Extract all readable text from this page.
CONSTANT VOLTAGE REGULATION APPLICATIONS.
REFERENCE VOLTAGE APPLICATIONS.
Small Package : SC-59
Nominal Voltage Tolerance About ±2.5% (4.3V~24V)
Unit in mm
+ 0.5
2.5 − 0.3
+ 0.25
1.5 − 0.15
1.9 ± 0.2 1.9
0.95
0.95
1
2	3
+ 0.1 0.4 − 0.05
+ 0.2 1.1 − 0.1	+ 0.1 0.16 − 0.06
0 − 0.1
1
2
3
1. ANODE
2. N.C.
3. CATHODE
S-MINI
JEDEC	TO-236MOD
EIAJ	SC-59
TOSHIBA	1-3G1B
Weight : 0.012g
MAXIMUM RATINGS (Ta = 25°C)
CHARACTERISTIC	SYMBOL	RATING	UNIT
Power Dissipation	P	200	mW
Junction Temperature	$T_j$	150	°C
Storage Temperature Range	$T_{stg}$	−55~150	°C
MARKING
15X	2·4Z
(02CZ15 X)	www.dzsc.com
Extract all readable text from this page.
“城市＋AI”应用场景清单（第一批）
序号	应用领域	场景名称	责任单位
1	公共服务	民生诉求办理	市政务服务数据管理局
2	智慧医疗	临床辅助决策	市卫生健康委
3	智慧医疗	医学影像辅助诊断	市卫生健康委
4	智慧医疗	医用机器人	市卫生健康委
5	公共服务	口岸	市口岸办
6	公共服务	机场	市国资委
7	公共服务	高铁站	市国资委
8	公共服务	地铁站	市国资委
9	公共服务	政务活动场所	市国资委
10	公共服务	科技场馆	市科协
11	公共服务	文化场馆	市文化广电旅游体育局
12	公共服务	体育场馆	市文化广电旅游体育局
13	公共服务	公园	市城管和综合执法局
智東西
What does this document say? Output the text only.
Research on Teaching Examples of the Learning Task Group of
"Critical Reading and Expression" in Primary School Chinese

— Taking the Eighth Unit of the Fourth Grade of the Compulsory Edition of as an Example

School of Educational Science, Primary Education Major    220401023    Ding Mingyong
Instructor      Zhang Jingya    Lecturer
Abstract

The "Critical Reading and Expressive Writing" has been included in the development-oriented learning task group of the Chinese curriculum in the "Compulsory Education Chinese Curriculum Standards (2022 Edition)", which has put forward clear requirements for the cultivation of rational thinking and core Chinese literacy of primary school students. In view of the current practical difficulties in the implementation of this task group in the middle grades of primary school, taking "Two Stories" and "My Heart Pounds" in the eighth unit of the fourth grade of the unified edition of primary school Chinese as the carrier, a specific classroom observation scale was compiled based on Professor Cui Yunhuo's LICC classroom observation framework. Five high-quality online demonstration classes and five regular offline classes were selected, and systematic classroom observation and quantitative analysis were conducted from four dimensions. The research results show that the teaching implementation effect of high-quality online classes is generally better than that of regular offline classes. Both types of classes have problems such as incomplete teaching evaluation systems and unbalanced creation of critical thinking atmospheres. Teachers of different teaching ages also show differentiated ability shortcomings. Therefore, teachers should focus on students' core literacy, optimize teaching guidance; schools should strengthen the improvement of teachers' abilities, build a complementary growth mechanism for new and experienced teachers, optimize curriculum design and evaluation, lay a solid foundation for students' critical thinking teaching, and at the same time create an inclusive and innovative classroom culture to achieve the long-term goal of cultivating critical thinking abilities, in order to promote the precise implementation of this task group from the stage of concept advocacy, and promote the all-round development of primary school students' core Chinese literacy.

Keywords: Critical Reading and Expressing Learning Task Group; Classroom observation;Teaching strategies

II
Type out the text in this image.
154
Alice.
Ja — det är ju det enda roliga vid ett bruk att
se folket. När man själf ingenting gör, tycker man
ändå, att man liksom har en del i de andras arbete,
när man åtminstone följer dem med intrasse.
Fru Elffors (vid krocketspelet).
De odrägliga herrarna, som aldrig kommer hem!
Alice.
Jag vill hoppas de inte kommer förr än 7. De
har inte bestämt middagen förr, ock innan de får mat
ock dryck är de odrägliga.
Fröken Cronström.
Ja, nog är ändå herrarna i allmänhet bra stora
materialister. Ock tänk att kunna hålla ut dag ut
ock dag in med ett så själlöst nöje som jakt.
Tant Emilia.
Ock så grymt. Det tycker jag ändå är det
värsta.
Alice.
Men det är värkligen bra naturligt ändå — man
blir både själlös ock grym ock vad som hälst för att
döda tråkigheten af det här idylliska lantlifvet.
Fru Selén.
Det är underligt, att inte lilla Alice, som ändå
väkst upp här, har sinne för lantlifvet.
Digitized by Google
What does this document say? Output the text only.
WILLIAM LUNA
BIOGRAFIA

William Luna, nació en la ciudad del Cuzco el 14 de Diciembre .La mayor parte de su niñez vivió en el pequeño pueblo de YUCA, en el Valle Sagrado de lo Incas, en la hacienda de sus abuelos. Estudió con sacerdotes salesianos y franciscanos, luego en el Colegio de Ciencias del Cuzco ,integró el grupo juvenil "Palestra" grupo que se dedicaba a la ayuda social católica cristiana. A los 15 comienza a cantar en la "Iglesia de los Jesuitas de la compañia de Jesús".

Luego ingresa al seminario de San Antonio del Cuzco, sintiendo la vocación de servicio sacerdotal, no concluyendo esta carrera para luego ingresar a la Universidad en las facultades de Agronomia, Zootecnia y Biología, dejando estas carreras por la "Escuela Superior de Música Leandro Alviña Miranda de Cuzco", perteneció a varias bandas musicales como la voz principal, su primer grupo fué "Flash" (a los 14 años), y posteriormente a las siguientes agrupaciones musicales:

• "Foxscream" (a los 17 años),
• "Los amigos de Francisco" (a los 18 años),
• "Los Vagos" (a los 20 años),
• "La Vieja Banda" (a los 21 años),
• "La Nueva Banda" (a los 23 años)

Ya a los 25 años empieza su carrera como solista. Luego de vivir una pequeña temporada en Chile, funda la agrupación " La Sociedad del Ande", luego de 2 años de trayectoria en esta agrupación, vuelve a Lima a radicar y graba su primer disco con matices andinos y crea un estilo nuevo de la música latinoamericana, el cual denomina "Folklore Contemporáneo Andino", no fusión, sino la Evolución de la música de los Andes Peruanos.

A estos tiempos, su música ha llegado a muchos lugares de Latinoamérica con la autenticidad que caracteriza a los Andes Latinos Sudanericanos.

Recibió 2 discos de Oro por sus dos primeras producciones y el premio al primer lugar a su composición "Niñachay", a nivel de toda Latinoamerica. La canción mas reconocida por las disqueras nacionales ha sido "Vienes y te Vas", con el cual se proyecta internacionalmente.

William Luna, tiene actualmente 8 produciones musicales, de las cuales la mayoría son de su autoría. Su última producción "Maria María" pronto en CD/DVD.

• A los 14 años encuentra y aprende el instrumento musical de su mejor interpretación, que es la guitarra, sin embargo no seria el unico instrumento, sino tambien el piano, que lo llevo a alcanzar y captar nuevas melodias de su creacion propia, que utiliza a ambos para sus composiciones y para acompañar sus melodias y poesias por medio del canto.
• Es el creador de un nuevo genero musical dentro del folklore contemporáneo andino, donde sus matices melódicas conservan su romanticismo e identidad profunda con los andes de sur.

********

■ **WRITTEN REQUEST**: Please repeat all the records above exactly as they appear.

■ **FINAL RESULT**:
Extract all readable text from this page.
CONSTANT VOLTAGE REGULATION APPLICATIONS.
REFERENCE VOLTAGE APPLICATIONS.
Small Package : SC-59
Nominal Voltage Tolerance About ±2.5% (4.3V~24V)
Unit in mm
+ 0.5
2.5 − 0.3
+ 0.25
1.5 − 0.15
1.9 ± 0.2 1.9
0.95
0.95
1
2	3
+ 0.1 0.4 − 0.05
+ 0.2 1.1 − 0.1	+ 0.1 0.16 − 0.06
0 − 0.1
1
2
3
1. ANODE
2. N.C.
3. CATHODE
S-MINI
JEDEC	TO-236MOD
EIAJ	SC-59
TOSHIBA	1-3G1B
Weight : 0.012g
MAXIMUM RATINGS (Ta = 25°C)
CHARACTERISTIC	SYMBOL	RATING	UNIT
Power Dissipation	P	200	mW
Junction Temperature	$T_j$	150	°C
Storage Temperature Range	$T_{stg}$	−55~150	°C
MARKING
15X	2·4Z
(02CZ15 X)	www.dzsc.com
Extract all readable text from this page.
“城市＋AI”应用场景清单（第一批）
序号	应用领域	场景名称	责任单位
1	公共服务	民生诉求办理	市政务服务数据管理局
2	智慧医疗	临床辅助决策	市卫生健康委
3	智慧医疗	医学影像辅助诊断	市卫生健康委
4	智慧医疗	医用机器人	市卫生健康委
5	公共服务	口岸	市口岸办
6	公共服务	机场	市国资委
7	公共服务	高铁站	市国资委
8	公共服务	地铁站	市国资委
9	公共服务	政务活动场所	市国资委
10	公共服务	科技场馆	市科协
11	公共服务	文化场馆	市文化广电旅游体育局
12	公共服务	体育场馆	市文化广电旅游体育局
13	公共服务	公园	市城管和综合执法局
智東西
What does this document say? Output the text only.
Research on Teaching Examples of the Learning Task Group of
"Critical Reading and Expression" in Primary School Chinese

— Taking the Eighth Unit of the Fourth Grade of the Compulsory Edition of as an Example

School of Educational Science, Primary Education Major    220401023    Ding Mingyong
Instructor      Zhang Jingya    Lecturer
Abstract

The "Critical Reading and Expressive Writing" has been included in the development-oriented learning task group of the Chinese curriculum in the "Compulsory Education Chinese Curriculum Standards (2022 Edition)", which has put forward clear requirements for the cultivation of rational thinking and core Chinese literacy of primary school students. In view of the current practical difficulties in the implementation of this task group in the middle grades of primary school, taking "Two Stories" and "My Heart Pounds" in the eighth unit of the fourth grade of the unified edition of primary school Chinese as the carrier, a specific classroom observation scale was compiled based on Professor Cui Yunhuo's LICC classroom observation framework. Five high-quality online demonstration classes and five regular offline classes were selected, and systematic classroom observation and quantitative analysis were conducted from four dimensions. The research results show that the teaching implementation effect of high-quality online classes is generally better than that of regular offline classes. Both types of classes have problems such as incomplete teaching evaluation systems and unbalanced creation of critical thinking atmospheres. Teachers of different teaching ages also show differentiated ability shortcomings. Therefore, teachers should focus on students' core literacy, optimize teaching guidance; schools should strengthen the improvement of teachers' abilities, build a complementary growth mechanism for new and experienced teachers, optimize curriculum design and evaluation, lay a solid foundation for students' critical thinking teaching, and at the same time create an inclusive and innovative classroom culture to achieve the long-term goal of cultivating critical thinking abilities, in order to promote the precise implementation of this task group from the stage of concept advocacy, and promote the all-round development of primary school students' core Chinese literacy.

Keywords: Critical Reading and Expressing Learning Task Group; Classroom observation;Teaching strategies

II
Type out the text in this image.
154
Alice.
Ja — det är ju det enda roliga vid ett bruk att
se folket. När man själf ingenting gör, tycker man
ändå, att man liksom har en del i de andras arbete,
när man åtminstone följer dem med intrasse.
Fru Elffors (vid krocketspelet).
De odrägliga herrarna, som aldrig kommer hem!
Alice.
Jag vill hoppas de inte kommer förr än 7. De
har inte bestämt middagen förr, ock innan de får mat
ock dryck är de odrägliga.
Fröken Cronström.
Ja, nog är ändå herrarna i allmänhet bra stora
materialister. Ock tänk att kunna hålla ut dag ut
ock dag in med ett så själlöst nöje som jakt.
Tant Emilia.
Ock så grymt. Det tycker jag ändå är det
värsta.
Alice.
Men det är värkligen bra naturligt ändå — man
blir både själlös ock grym ock vad som hälst för att
döda tråkigheten af det här idylliska lantlifvet.
Fru Selén.
Det är underligt, att inte lilla Alice, som ändå
väkst upp här, har sinne för lantlifvet.
Digitized by Google
What does this document say? Output the text only.
WILLIAM LUNA
BIOGRAFIA

William Luna, nació en la ciudad del Cuzco el 14 de Diciembre .La mayor parte de su niñez vivió en el pequeño pueblo de YUCA, en el Valle Sagrado de lo Incas, en la hacienda de sus abuelos. Estudió con sacerdotes salesianos y franciscanos, luego en el Colegio de Ciencias del Cuzco ,integró el grupo juvenil "Palestra" grupo que se dedicaba a la ayuda social católica cristiana. A los 15 comienza a cantar en la "Iglesia de los Jesuitas de la compañia de Jesús".

Luego ingresa al seminario de San Antonio del Cuzco, sintiendo la vocación de servicio sacerdotal, no concluyendo esta carrera para luego ingresar a la Universidad en las facultades de Agronomia, Zootecnia y Biología, dejando estas carreras por la "Escuela Superior de Música Leandro Alviña Miranda de Cuzco", perteneció a varias bandas musicales como la voz principal, su primer grupo fué "Flash" (a los 14 años), y posteriormente a las siguientes agrupaciones musicales:

• "Foxscream" (a los 17 años),
• "Los amigos de Francisco" (a los 18 años),
• "Los Vagos" (a los 20 años),
• "La Vieja Banda" (a los 21 años),
• "La Nueva Banda" (a los 23 años)

Ya a los 25 años empieza su carrera como solista. Luego de vivir una pequeña temporada en Chile, funda la agrupación " La Sociedad del Ande", luego de 2 años de trayectoria en esta agrupación, vuelve a Lima a radicar y graba su primer disco con matices andinos y crea un estilo nuevo de la música latinoamericana, el cual denomina "Folklore Contemporáneo Andino", no fusión, sino la Evolución de la música de los Andes Peruanos.

A estos tiempos, su música ha llegado a muchos lugares de Latinoamérica con la autenticidad que caracteriza a los Andes Latinos Sudanericanos.

Recibió 2 discos de Oro por sus dos primeras producciones y el premio al primer lugar a su composición "Niñachay", a nivel de toda Latinoamerica. La canción mas reconocida por las disqueras nacionales ha sido "Vienes y te Vas", con el cual se proyecta internacionalmente.

William Luna, tiene actualmente 8 produciones musicales, de las cuales la mayoría son de su autoría. Su última producción "Maria María" pronto en CD/DVD.

• A los 14 años encuentra y aprende el instrumento musical de su mejor interpretación, que es la guitarra, sin embargo no seria el unico instrumento, sino tambien el piano, que lo llevo a alcanzar y captar nuevas melodias de su creacion propia, que utiliza a ambos para sus composiciones y para acompañar sus melodias y poesias por medio del canto.
• Es el creador de un nuevo genero musical dentro del folklore contemporáneo andino, donde sus matices melódicas conservan su romanticismo e identidad profunda con los andes de sur.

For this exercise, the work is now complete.